## Exercise brief
Lines that hold the word "Статья" should be located and copied.

## Available data
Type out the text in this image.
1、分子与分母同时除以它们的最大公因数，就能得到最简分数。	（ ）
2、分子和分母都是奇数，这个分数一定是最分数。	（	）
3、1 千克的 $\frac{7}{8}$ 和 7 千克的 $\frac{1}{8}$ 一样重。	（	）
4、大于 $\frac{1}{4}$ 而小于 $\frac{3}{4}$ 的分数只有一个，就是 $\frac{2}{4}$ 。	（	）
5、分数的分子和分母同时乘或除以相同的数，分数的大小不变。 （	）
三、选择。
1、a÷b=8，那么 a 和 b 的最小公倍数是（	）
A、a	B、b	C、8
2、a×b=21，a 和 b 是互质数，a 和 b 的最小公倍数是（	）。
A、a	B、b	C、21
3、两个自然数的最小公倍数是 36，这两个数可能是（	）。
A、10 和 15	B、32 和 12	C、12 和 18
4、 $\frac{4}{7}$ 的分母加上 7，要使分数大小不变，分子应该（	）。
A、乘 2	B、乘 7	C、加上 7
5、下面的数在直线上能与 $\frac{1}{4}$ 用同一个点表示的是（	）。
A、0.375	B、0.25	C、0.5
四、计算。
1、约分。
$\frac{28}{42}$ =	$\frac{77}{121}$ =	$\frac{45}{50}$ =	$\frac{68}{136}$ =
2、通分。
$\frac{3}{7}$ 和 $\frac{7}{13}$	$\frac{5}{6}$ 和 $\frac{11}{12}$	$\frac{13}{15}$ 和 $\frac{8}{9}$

...

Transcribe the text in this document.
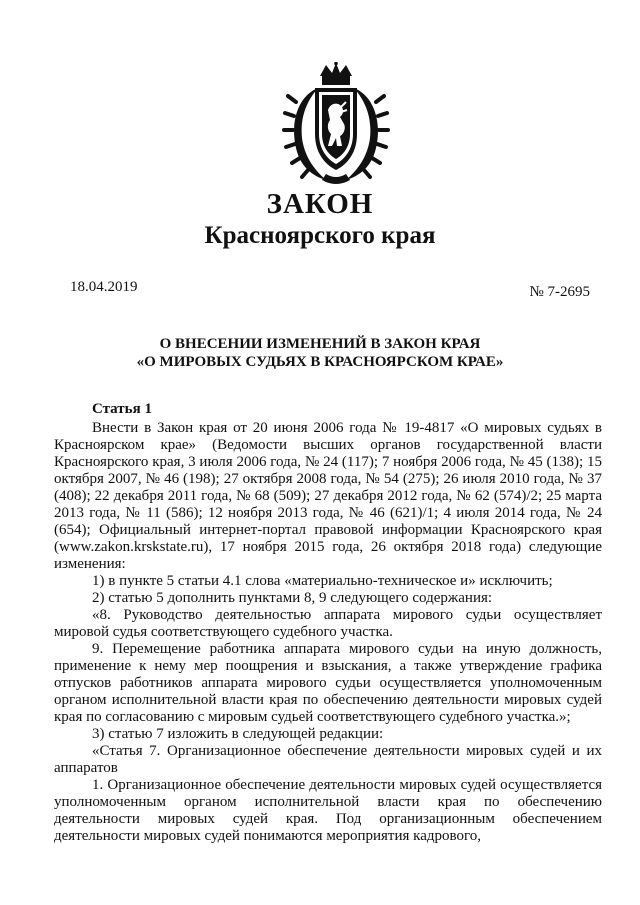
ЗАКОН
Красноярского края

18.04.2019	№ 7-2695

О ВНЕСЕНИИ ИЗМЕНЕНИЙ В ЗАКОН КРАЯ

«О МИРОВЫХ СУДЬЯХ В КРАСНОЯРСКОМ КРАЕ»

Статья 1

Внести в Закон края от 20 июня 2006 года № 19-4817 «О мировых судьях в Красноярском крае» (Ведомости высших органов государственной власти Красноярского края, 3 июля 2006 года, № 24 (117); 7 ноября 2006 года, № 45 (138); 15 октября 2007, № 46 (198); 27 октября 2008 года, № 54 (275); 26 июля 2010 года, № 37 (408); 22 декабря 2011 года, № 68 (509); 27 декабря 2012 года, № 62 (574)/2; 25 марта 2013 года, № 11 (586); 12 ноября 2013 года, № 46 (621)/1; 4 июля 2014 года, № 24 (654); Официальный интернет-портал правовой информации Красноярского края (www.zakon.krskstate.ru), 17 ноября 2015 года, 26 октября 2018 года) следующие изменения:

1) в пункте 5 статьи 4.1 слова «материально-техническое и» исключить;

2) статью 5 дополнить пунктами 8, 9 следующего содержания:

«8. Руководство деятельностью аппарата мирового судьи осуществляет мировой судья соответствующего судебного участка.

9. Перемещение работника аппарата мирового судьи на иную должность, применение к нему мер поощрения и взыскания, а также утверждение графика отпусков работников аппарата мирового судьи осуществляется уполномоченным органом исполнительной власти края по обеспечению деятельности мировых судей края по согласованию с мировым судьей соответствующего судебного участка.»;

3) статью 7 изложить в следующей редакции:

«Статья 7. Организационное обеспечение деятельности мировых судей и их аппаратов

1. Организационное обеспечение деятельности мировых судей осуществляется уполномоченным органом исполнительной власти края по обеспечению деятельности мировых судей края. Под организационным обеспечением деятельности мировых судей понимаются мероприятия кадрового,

--

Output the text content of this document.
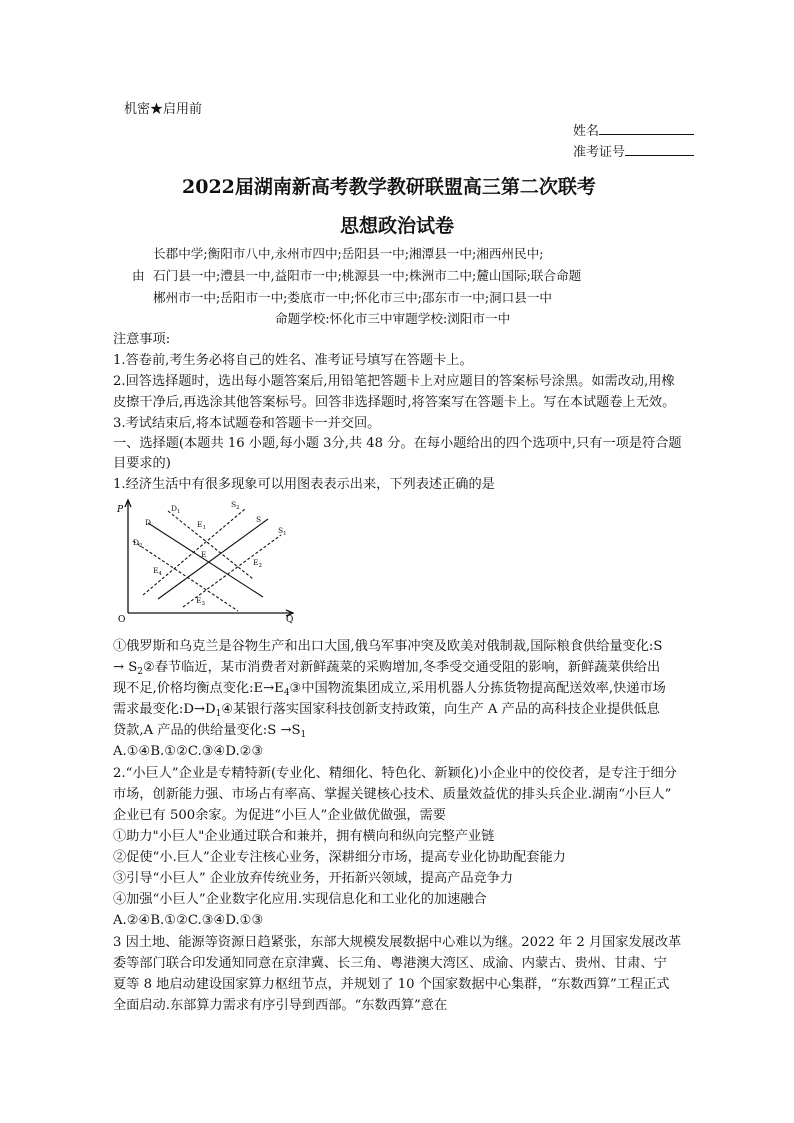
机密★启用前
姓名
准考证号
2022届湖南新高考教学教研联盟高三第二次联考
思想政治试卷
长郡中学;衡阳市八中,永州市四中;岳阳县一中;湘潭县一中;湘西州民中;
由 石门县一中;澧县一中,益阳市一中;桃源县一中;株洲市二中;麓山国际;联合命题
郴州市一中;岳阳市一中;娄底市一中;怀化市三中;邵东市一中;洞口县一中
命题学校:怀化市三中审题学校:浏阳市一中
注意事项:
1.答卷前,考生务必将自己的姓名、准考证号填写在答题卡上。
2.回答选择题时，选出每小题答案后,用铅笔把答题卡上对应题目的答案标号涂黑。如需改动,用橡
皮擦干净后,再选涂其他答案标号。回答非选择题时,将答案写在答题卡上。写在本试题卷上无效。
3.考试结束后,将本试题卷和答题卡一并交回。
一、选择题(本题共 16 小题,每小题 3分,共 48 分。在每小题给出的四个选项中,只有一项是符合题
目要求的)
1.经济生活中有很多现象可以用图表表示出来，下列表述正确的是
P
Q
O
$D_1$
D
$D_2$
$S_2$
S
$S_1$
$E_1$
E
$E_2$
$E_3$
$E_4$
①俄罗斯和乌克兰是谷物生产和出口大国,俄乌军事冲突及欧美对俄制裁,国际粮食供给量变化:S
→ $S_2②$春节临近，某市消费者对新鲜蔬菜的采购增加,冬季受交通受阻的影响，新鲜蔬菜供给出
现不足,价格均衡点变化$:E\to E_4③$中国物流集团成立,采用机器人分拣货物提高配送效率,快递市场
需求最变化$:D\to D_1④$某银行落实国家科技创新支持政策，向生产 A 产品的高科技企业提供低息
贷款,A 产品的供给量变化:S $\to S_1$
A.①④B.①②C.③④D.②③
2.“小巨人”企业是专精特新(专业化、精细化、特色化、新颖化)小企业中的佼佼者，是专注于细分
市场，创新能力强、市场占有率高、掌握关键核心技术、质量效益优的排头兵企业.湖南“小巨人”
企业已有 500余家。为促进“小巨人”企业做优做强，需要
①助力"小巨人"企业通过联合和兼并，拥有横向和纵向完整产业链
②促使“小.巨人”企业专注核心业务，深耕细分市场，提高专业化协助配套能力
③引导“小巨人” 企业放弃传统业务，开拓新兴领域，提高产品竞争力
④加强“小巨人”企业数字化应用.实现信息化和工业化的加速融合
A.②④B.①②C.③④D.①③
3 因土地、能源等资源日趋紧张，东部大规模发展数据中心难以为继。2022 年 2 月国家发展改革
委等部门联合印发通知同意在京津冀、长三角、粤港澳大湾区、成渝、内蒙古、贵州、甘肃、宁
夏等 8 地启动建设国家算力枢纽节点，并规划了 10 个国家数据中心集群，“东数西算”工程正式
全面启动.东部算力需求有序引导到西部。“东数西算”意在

## Task result
Статья 1
«Статья 7. Организационное обеспечение деятельности мировых судей и их аппаратов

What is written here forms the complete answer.